- **Problem to work on**
Collect each line of the records containing the string "relative".

- **Records to process**
**********

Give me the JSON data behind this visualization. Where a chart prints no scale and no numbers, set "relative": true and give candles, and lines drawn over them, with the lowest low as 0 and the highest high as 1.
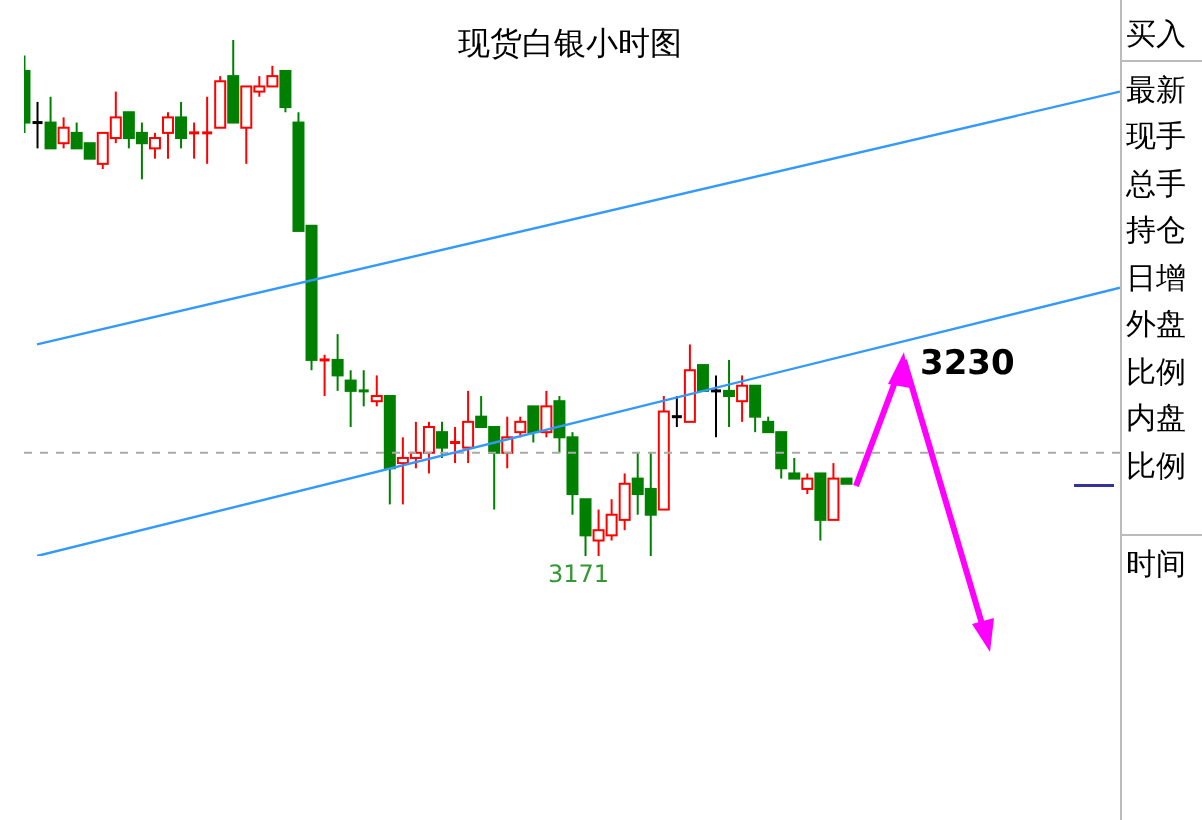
{
  "chart_data": {
    "type": "candlestick",
    "title": "现货白银小时图",
    "relative": true,
    "categories": [
      null,
      null,
      null,
      null,
      null,
      null,
      null,
      null,
      null,
      null,
      null,
      null,
      null,
      null,
      null,
      null,
      null,
      null,
      null,
      null,
      null,
      null,
      null,
      null,
      null,
      null,
      null,
      null,
      null,
      null,
      null,
      null,
      null,
      null,
      null,
      null,
      null,
      null,
      null,
      null,
      null,
      null,
      null,
      null,
      null,
      null,
      null,
      null,
      null,
      null,
      null,
      null,
      null,
      null,
      null,
      null,
      null,
      null,
      null,
      null,
      null,
      null,
      null,
      null,
      null,
      null,
      null,
      null,
      null,
      null,
      null,
      null,
      null,
      null,
      null,
      null,
      null,
      null,
      null,
      null,
      null,
      null,
      null,
      null,
      null
    ],
    "ohlc": [
      [
        0.94,
        0.97,
        0.82,
        0.84
      ],
      [
        0.84,
        0.88,
        0.79,
        0.84
      ],
      [
        0.84,
        0.89,
        0.79,
        0.79
      ],
      [
        0.8,
        0.85,
        0.79,
        0.83
      ],
      [
        0.82,
        0.84,
        0.79,
        0.79
      ],
      [
        0.8,
        0.8,
        0.77,
        0.77
      ],
      [
        0.76,
        0.82,
        0.75,
        0.82
      ],
      [
        0.81,
        0.9,
        0.8,
        0.85
      ],
      [
        0.86,
        0.86,
        0.79,
        0.81
      ],
      [
        0.82,
        0.84,
        0.73,
        0.8
      ],
      [
        0.79,
        0.82,
        0.77,
        0.81
      ],
      [
        0.82,
        0.86,
        0.77,
        0.85
      ],
      [
        0.85,
        0.88,
        0.79,
        0.81
      ],
      [
        0.82,
        0.84,
        0.77,
        0.82
      ],
      [
        0.82,
        0.89,
        0.76,
        0.82
      ],
      [
        0.83,
        0.93,
        0.83,
        0.92
      ],
      [
        0.93,
        1.0,
        0.84,
        0.84
      ],
      [
        0.83,
        0.91,
        0.76,
        0.91
      ],
      [
        0.9,
        0.93,
        0.89,
        0.91
      ],
      [
        0.91,
        0.95,
        0.91,
        0.93
      ],
      [
        0.94,
        0.94,
        0.86,
        0.87
      ],
      [
        0.84,
        0.86,
        0.63,
        0.63
      ],
      [
        0.64,
        0.64,
        0.36,
        0.38
      ],
      [
        0.38,
        0.39,
        0.31,
        0.38
      ],
      [
        0.38,
        0.43,
        0.32,
        0.35
      ],
      [
        0.34,
        0.36,
        0.25,
        0.32
      ],
      [
        0.32,
        0.36,
        0.29,
        0.32
      ],
      [
        0.3,
        0.35,
        0.29,
        0.31
      ],
      [
        0.31,
        0.31,
        0.1,
        0.17
      ],
      [
        0.18,
        0.23,
        0.1,
        0.19
      ],
      [
        0.19,
        0.26,
        0.17,
        0.2
      ],
      [
        0.2,
        0.26,
        0.16,
        0.25
      ],
      [
        0.24,
        0.26,
        0.19,
        0.21
      ],
      [
        0.22,
        0.25,
        0.18,
        0.22
      ],
      [
        0.21,
        0.32,
        0.18,
        0.26
      ],
      [
        0.27,
        0.31,
        0.25,
        0.25
      ],
      [
        0.25,
        0.25,
        0.09,
        0.2
      ],
      [
        0.2,
        0.27,
        0.17,
        0.23
      ],
      [
        0.24,
        0.27,
        0.23,
        0.26
      ],
      [
        0.29,
        0.29,
        0.22,
        0.24
      ],
      [
        0.24,
        0.32,
        0.23,
        0.29
      ],
      [
        0.3,
        0.31,
        0.2,
        0.23
      ],
      [
        0.23,
        0.24,
        0.08,
        0.12
      ],
      [
        0.11,
        0.11,
        0.0,
        0.04
      ],
      [
        0.03,
        0.09,
        0.0,
        0.05
      ],
      [
        0.04,
        0.11,
        0.03,
        0.08
      ],
      [
        0.07,
        0.16,
        0.05,
        0.14
      ],
      [
        0.15,
        0.2,
        0.08,
        0.12
      ],
      [
        0.13,
        0.2,
        0.0,
        0.08
      ],
      [
        0.09,
        0.31,
        0.09,
        0.28
      ],
      [
        0.27,
        0.31,
        0.25,
        0.27
      ],
      [
        0.26,
        0.41,
        0.26,
        0.36
      ],
      [
        0.37,
        0.37,
        0.32,
        0.32
      ],
      [
        0.32,
        0.35,
        0.23,
        0.32
      ],
      [
        0.32,
        0.38,
        0.25,
        0.31
      ],
      [
        0.3,
        0.35,
        0.26,
        0.33
      ],
      [
        0.33,
        0.33,
        0.24,
        0.27
      ],
      [
        0.26,
        0.27,
        0.24,
        0.24
      ],
      [
        0.24,
        0.24,
        0.15,
        0.17
      ],
      [
        0.16,
        0.19,
        0.15,
        0.15
      ],
      [
        0.13,
        0.16,
        0.12,
        0.15
      ],
      [
        0.16,
        0.16,
        0.03,
        0.07
      ],
      [
        0.07,
        0.18,
        0.07,
        0.15
      ],
      [
        0.15,
        0.15,
        0.14,
        0.14
      ],
      null,
      null,
      null,
      null,
      null,
      null,
      null,
      null,
      null,
      null,
      null,
      null,
      null,
      null,
      null,
      null,
      null,
      null,
      null,
      null,
      null
    ],
    "colors": [
      "#008000",
      "#000000",
      "#008000",
      "#ff0000",
      "#008000",
      "#008000",
      "#ff0000",
      "#ff0000",
      "#008000",
      "#008000",
      "#ff0000",
      "#ff0000",
      "#008000",
      "#ff0000",
      "#ff0000",
      "#ff0000",
      "#008000",
      "#ff0000",
      "#ff0000",
      "#ff0000",
      "#008000",
      "#008000",
      "#008000",
      "#ff0000",
      "#008000",
      "#008000",
      "#008000",
      "#ff0000",
      "#008000",
      "#ff0000",
      "#ff0000",
      "#ff0000",
      "#008000",
      "#ff0000",
      "#ff0000",
      "#008000",
      "#008000",
      "#ff0000",
      "#ff0000",
      "#008000",
      "#ff0000",
      "#008000",
      "#008000",
      "#008000",
      "#ff0000",
      "#ff0000",
      "#ff0000",
      "#008000",
      "#008000",
      "#ff0000",
      "#000000",
      "#ff0000",
      "#008000",
      "#000000",
      "#008000",
      "#ff0000",
      "#008000",
      "#008000",
      "#008000",
      "#008000",
      "#ff0000",
      "#008000",
      "#ff0000",
      "#008000",
      null,
      null,
      null,
      null,
      null,
      null,
      null,
      null,
      null,
      null,
      null,
      null,
      null,
      null,
      null,
      null,
      null,
      null,
      null,
      null,
      null
    ],
    "series": [
      {
        "type": "line",
        "color": "#3399ff",
        "values": [
          null,
          0.41,
          null,
          null,
          null,
          null,
          null,
          null,
          null,
          null,
          null,
          null,
          null,
          null,
          null,
          null,
          null,
          null,
          null,
          null,
          null,
          null,
          null,
          null,
          null,
          null,
          null,
          null,
          null,
          null,
          null,
          null,
          null,
          null,
          null,
          null,
          null,
          null,
          null,
          null,
          null,
          null,
          null,
          null,
          null,
          null,
          null,
          null,
          null,
          null,
          null,
          null,
          null,
          null,
          null,
          null,
          null,
          null,
          null,
          null,
          null,
          null,
          null,
          null,
          null,
          null,
          null,
          null,
          null,
          null,
          null,
          null,
          null,
          null,
          null,
          null,
          null,
          null,
          null,
          null,
          null,
          null,
          null,
          null,
          0.9
        ]
      },
      {
        "type": "line",
        "color": "#3399ff",
        "values": [
          null,
          0.0,
          null,
          null,
          null,
          null,
          null,
          null,
          null,
          null,
          null,
          null,
          null,
          null,
          null,
          null,
          null,
          null,
          null,
          null,
          null,
          null,
          null,
          null,
          null,
          null,
          null,
          null,
          null,
          null,
          null,
          null,
          null,
          null,
          null,
          null,
          null,
          null,
          null,
          null,
          null,
          null,
          null,
          null,
          null,
          null,
          null,
          null,
          null,
          null,
          null,
          null,
          null,
          null,
          null,
          null,
          null,
          null,
          null,
          null,
          null,
          null,
          null,
          null,
          null,
          null,
          null,
          null,
          null,
          null,
          null,
          null,
          null,
          null,
          null,
          null,
          null,
          null,
          null,
          null,
          null,
          null,
          null,
          null,
          0.52
        ]
      }
    ],
    "ref_lines": [
      {
        "axis": "y",
        "value": 0.2,
        "color": "#aaaaaa",
        "line_style": "dashed"
      }
    ],
    "annotations": [
      "3171",
      "3230",
      "买入",
      "最新",
      "现手",
      "总手",
      "持仓",
      "日增",
      "外盘",
      "比例",
      "内盘",
      "比例",
      "时间"
    ]
  }
}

**********

- **Reply to the task**
Give me the JSON data behind this visualization. Where a chart prints no scale and no numbers, set "relative": true and give candles, and lines drawn over them, with the lowest low as 0 and the highest high as 1.
    "relative": true,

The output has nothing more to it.